### Given instruction
Find each line that has the string "VOLONTARI" and give the total, with nothing else.
---- Task input
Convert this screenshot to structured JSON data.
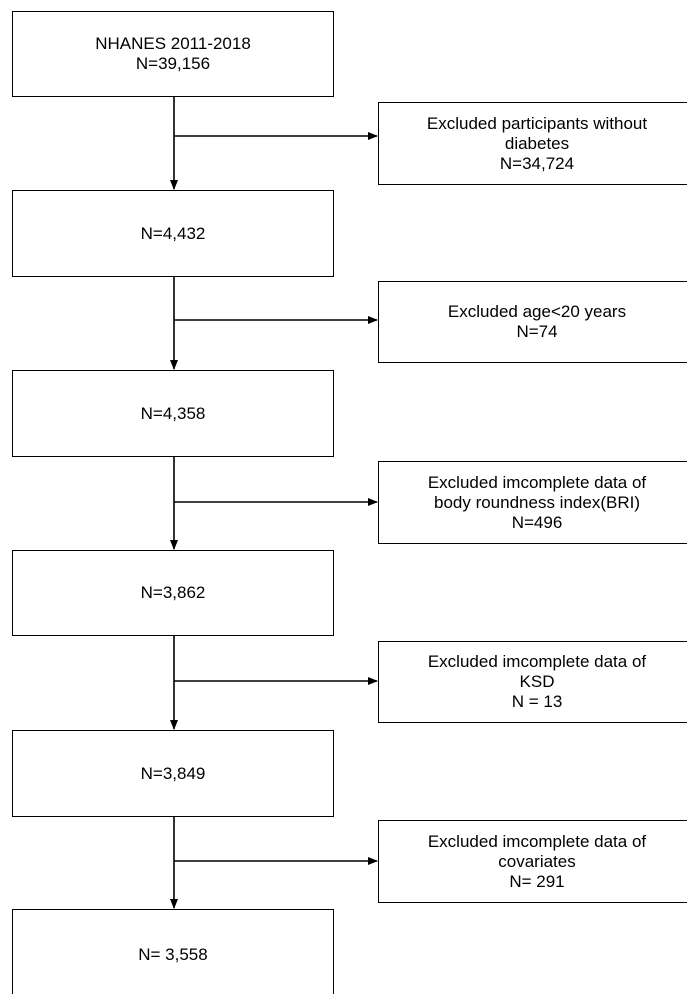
{
  "flow": {
    "steps": [
      {
        "lines": [
          "NHANES 2011-2018",
          "N=39,156"
        ]
      },
      {
        "lines": [
          "N=4,432"
        ]
      },
      {
        "lines": [
          "N=4,358"
        ]
      },
      {
        "lines": [
          "N=3,862"
        ]
      },
      {
        "lines": [
          "N=3,849"
        ]
      },
      {
        "lines": [
          "N= 3,558"
        ]
      }
    ],
    "exclusions": [
      {
        "lines": [
          "Excluded participants without",
          "diabetes",
          "N=34,724"
        ]
      },
      {
        "lines": [
          "Excluded age<20 years",
          "N=74"
        ]
      },
      {
        "lines": [
          "Excluded imcomplete data of",
          "body roundness index(BRI)",
          "N=496"
        ]
      },
      {
        "lines": [
          "Excluded imcomplete data of",
          "KSD",
          "N = 13"
        ]
      },
      {
        "lines": [
          "Excluded imcomplete data of",
          "covariates",
          "N= 291"
        ]
      }
    ]
  }
}
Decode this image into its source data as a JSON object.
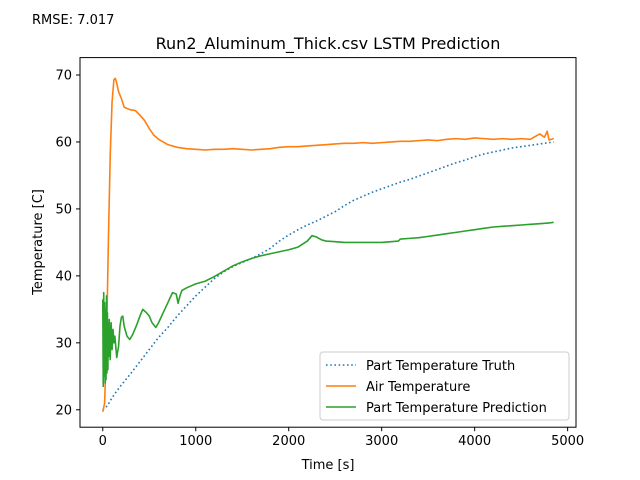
{
  "annotation": {
    "rmse_text": "RMSE: 7.017"
  },
  "chart_data": {
    "type": "line",
    "title": "Run2_Aluminum_Thick.csv LSTM Prediction",
    "xlabel": "Time [s]",
    "ylabel": "Temperature [C]",
    "xlim": [
      -245,
      5090
    ],
    "ylim": [
      17.4,
      72.6
    ],
    "xticks": [
      0,
      1000,
      2000,
      3000,
      4000,
      5000
    ],
    "yticks": [
      20,
      30,
      40,
      50,
      60,
      70
    ],
    "grid": false,
    "legend_position": "lower right",
    "series": [
      {
        "name": "Part Temperature Truth",
        "color": "#1f77b4",
        "style": "dotted",
        "points": [
          [
            0,
            20.0
          ],
          [
            50,
            20.6
          ],
          [
            100,
            21.8
          ],
          [
            150,
            22.8
          ],
          [
            200,
            23.7
          ],
          [
            300,
            25.4
          ],
          [
            400,
            27.2
          ],
          [
            500,
            29.0
          ],
          [
            600,
            30.8
          ],
          [
            700,
            32.3
          ],
          [
            800,
            34.0
          ],
          [
            900,
            35.5
          ],
          [
            1000,
            37.0
          ],
          [
            1100,
            38.3
          ],
          [
            1200,
            39.6
          ],
          [
            1300,
            40.6
          ],
          [
            1400,
            41.4
          ],
          [
            1500,
            42.0
          ],
          [
            1600,
            42.6
          ],
          [
            1700,
            43.3
          ],
          [
            1800,
            44.1
          ],
          [
            1900,
            45.2
          ],
          [
            2000,
            46.1
          ],
          [
            2100,
            46.9
          ],
          [
            2200,
            47.6
          ],
          [
            2300,
            48.2
          ],
          [
            2400,
            48.9
          ],
          [
            2500,
            49.6
          ],
          [
            2600,
            50.5
          ],
          [
            2700,
            51.3
          ],
          [
            2800,
            51.9
          ],
          [
            2900,
            52.5
          ],
          [
            3000,
            53.0
          ],
          [
            3100,
            53.5
          ],
          [
            3200,
            54.0
          ],
          [
            3300,
            54.4
          ],
          [
            3400,
            54.9
          ],
          [
            3500,
            55.4
          ],
          [
            3600,
            55.9
          ],
          [
            3700,
            56.4
          ],
          [
            3800,
            56.9
          ],
          [
            3900,
            57.3
          ],
          [
            4000,
            57.8
          ],
          [
            4100,
            58.2
          ],
          [
            4200,
            58.5
          ],
          [
            4300,
            58.8
          ],
          [
            4400,
            59.1
          ],
          [
            4500,
            59.3
          ],
          [
            4600,
            59.5
          ],
          [
            4700,
            59.7
          ],
          [
            4800,
            59.9
          ],
          [
            4850,
            60.0
          ]
        ]
      },
      {
        "name": "Air Temperature",
        "color": "#ff7f0e",
        "style": "solid",
        "points": [
          [
            0,
            19.7
          ],
          [
            20,
            21.0
          ],
          [
            40,
            30.0
          ],
          [
            60,
            45.0
          ],
          [
            80,
            58.0
          ],
          [
            100,
            66.0
          ],
          [
            120,
            69.3
          ],
          [
            135,
            69.5
          ],
          [
            150,
            68.8
          ],
          [
            170,
            67.5
          ],
          [
            200,
            66.5
          ],
          [
            230,
            65.2
          ],
          [
            260,
            65.0
          ],
          [
            300,
            64.8
          ],
          [
            350,
            64.7
          ],
          [
            400,
            64.0
          ],
          [
            450,
            63.2
          ],
          [
            500,
            62.0
          ],
          [
            550,
            61.0
          ],
          [
            600,
            60.4
          ],
          [
            650,
            60.0
          ],
          [
            700,
            59.6
          ],
          [
            800,
            59.2
          ],
          [
            900,
            59.0
          ],
          [
            1000,
            58.9
          ],
          [
            1100,
            58.8
          ],
          [
            1200,
            58.9
          ],
          [
            1300,
            58.9
          ],
          [
            1400,
            59.0
          ],
          [
            1500,
            58.9
          ],
          [
            1600,
            58.8
          ],
          [
            1700,
            58.9
          ],
          [
            1800,
            59.0
          ],
          [
            1900,
            59.2
          ],
          [
            2000,
            59.3
          ],
          [
            2100,
            59.3
          ],
          [
            2200,
            59.4
          ],
          [
            2300,
            59.5
          ],
          [
            2400,
            59.6
          ],
          [
            2500,
            59.7
          ],
          [
            2600,
            59.8
          ],
          [
            2700,
            59.8
          ],
          [
            2800,
            59.9
          ],
          [
            2900,
            59.8
          ],
          [
            3000,
            59.9
          ],
          [
            3100,
            60.0
          ],
          [
            3200,
            60.1
          ],
          [
            3300,
            60.1
          ],
          [
            3400,
            60.2
          ],
          [
            3500,
            60.3
          ],
          [
            3600,
            60.2
          ],
          [
            3700,
            60.4
          ],
          [
            3800,
            60.5
          ],
          [
            3900,
            60.4
          ],
          [
            4000,
            60.6
          ],
          [
            4100,
            60.5
          ],
          [
            4200,
            60.4
          ],
          [
            4300,
            60.5
          ],
          [
            4400,
            60.4
          ],
          [
            4500,
            60.5
          ],
          [
            4600,
            60.4
          ],
          [
            4650,
            60.8
          ],
          [
            4700,
            61.2
          ],
          [
            4750,
            60.7
          ],
          [
            4780,
            61.6
          ],
          [
            4800,
            60.3
          ],
          [
            4850,
            60.5
          ]
        ]
      },
      {
        "name": "Part Temperature Prediction",
        "color": "#2ca02c",
        "style": "solid",
        "points": [
          [
            0,
            36.5
          ],
          [
            5,
            23.5
          ],
          [
            10,
            37.5
          ],
          [
            15,
            25.0
          ],
          [
            20,
            36.0
          ],
          [
            25,
            24.0
          ],
          [
            30,
            35.0
          ],
          [
            35,
            24.5
          ],
          [
            40,
            37.0
          ],
          [
            45,
            25.5
          ],
          [
            50,
            34.5
          ],
          [
            55,
            26.0
          ],
          [
            60,
            33.0
          ],
          [
            65,
            28.0
          ],
          [
            70,
            33.5
          ],
          [
            80,
            27.5
          ],
          [
            90,
            33.0
          ],
          [
            100,
            29.0
          ],
          [
            110,
            32.0
          ],
          [
            120,
            30.0
          ],
          [
            130,
            31.0
          ],
          [
            150,
            27.8
          ],
          [
            170,
            29.5
          ],
          [
            185,
            32.5
          ],
          [
            200,
            33.8
          ],
          [
            215,
            34.0
          ],
          [
            230,
            32.5
          ],
          [
            260,
            31.0
          ],
          [
            290,
            30.5
          ],
          [
            320,
            31.2
          ],
          [
            360,
            32.5
          ],
          [
            400,
            34.0
          ],
          [
            430,
            35.0
          ],
          [
            470,
            34.5
          ],
          [
            500,
            34.0
          ],
          [
            530,
            33.0
          ],
          [
            570,
            32.3
          ],
          [
            600,
            33.0
          ],
          [
            650,
            34.5
          ],
          [
            700,
            36.0
          ],
          [
            750,
            37.5
          ],
          [
            790,
            37.3
          ],
          [
            810,
            35.9
          ],
          [
            830,
            37.0
          ],
          [
            850,
            37.8
          ],
          [
            900,
            38.2
          ],
          [
            1000,
            38.8
          ],
          [
            1100,
            39.2
          ],
          [
            1200,
            39.9
          ],
          [
            1300,
            40.7
          ],
          [
            1400,
            41.5
          ],
          [
            1500,
            42.1
          ],
          [
            1600,
            42.6
          ],
          [
            1700,
            43.0
          ],
          [
            1800,
            43.3
          ],
          [
            1900,
            43.6
          ],
          [
            2000,
            43.9
          ],
          [
            2100,
            44.3
          ],
          [
            2200,
            45.2
          ],
          [
            2250,
            46.0
          ],
          [
            2300,
            45.8
          ],
          [
            2350,
            45.4
          ],
          [
            2400,
            45.2
          ],
          [
            2500,
            45.1
          ],
          [
            2600,
            45.0
          ],
          [
            2700,
            45.0
          ],
          [
            2800,
            45.0
          ],
          [
            2900,
            45.0
          ],
          [
            3000,
            45.0
          ],
          [
            3100,
            45.1
          ],
          [
            3180,
            45.2
          ],
          [
            3200,
            45.5
          ],
          [
            3300,
            45.6
          ],
          [
            3400,
            45.7
          ],
          [
            3500,
            45.9
          ],
          [
            3600,
            46.1
          ],
          [
            3700,
            46.3
          ],
          [
            3800,
            46.5
          ],
          [
            3900,
            46.7
          ],
          [
            4000,
            46.9
          ],
          [
            4100,
            47.1
          ],
          [
            4200,
            47.3
          ],
          [
            4300,
            47.4
          ],
          [
            4400,
            47.5
          ],
          [
            4500,
            47.6
          ],
          [
            4600,
            47.7
          ],
          [
            4700,
            47.8
          ],
          [
            4800,
            47.9
          ],
          [
            4850,
            48.0
          ]
        ]
      }
    ]
  }
}
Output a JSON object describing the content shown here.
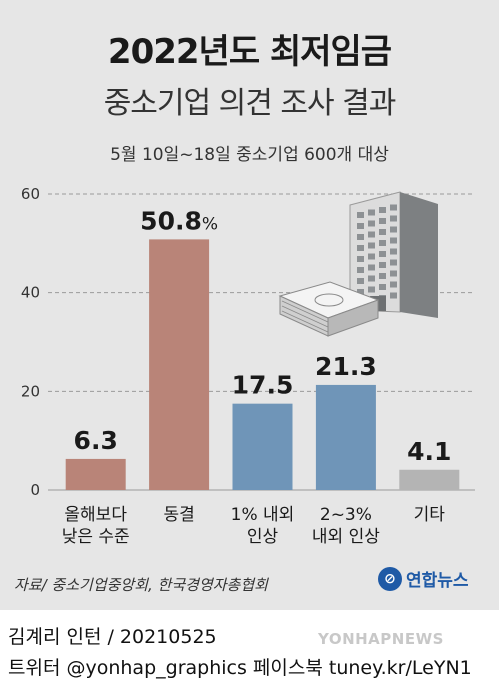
{
  "title": "2022년도 최저임금",
  "subtitle": "중소기업 의견 조사 결과",
  "note": "5월 10일~18일 중소기업 600개 대상",
  "source": "자료/ 중소기업중앙회, 한국경영자총협회",
  "logo": "연합뉴스",
  "credit1": "김계리 인턴 / 20210525",
  "credit2": "트위터 @yonhap_graphics  페이스북 tuney.kr/LeYN1",
  "watermark": "YONHAPNEWS",
  "colors": {
    "freeze": "#b98478",
    "raise": "#6f95b8",
    "other": "#b4b4b4",
    "background": "#e6e6e6"
  },
  "icons": [
    "office-building-icon",
    "money-stack-icon"
  ],
  "chart_data": {
    "type": "bar",
    "categories": [
      [
        "올해보다",
        "낮은 수준"
      ],
      [
        "동결"
      ],
      [
        "1% 내외",
        "인상"
      ],
      [
        "2~3%",
        "내외 인상"
      ],
      [
        "기타"
      ]
    ],
    "values": [
      6.3,
      50.8,
      17.5,
      21.3,
      4.1
    ],
    "value_labels": [
      "6.3",
      "50.8",
      "17.5",
      "21.3",
      "4.1"
    ],
    "unit": "%",
    "ylim": [
      0,
      60
    ],
    "yticks": [
      0,
      20,
      40,
      60
    ],
    "grid": true
  }
}
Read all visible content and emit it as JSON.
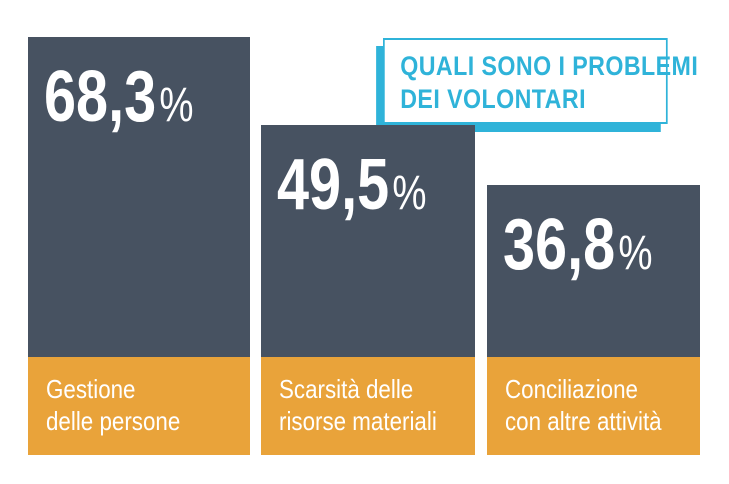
{
  "title_lines": [
    "QUALI SONO I PROBLEMI",
    "DEI VOLONTARI"
  ],
  "colors": {
    "bar": "#475261",
    "label_bg": "#e9a33a",
    "accent": "#2fb3d9",
    "text": "#ffffff"
  },
  "chart_data": {
    "type": "bar",
    "title": "QUALI SONO I PROBLEMI DEI VOLONTARI",
    "categories": [
      "Gestione delle persone",
      "Scarsità delle risorse materiali",
      "Conciliazione con altre attività"
    ],
    "values": [
      68.3,
      49.5,
      36.8
    ],
    "value_labels": [
      "68,3",
      "49,5",
      "36,8"
    ],
    "unit": "%",
    "category_lines": [
      [
        "Gestione",
        "delle persone"
      ],
      [
        "Scarsità delle",
        "risorse materiali"
      ],
      [
        "Conciliazione",
        "con altre attività"
      ]
    ],
    "ylim": [
      0,
      68.3
    ],
    "grid": false
  }
}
--------
### Task answer
2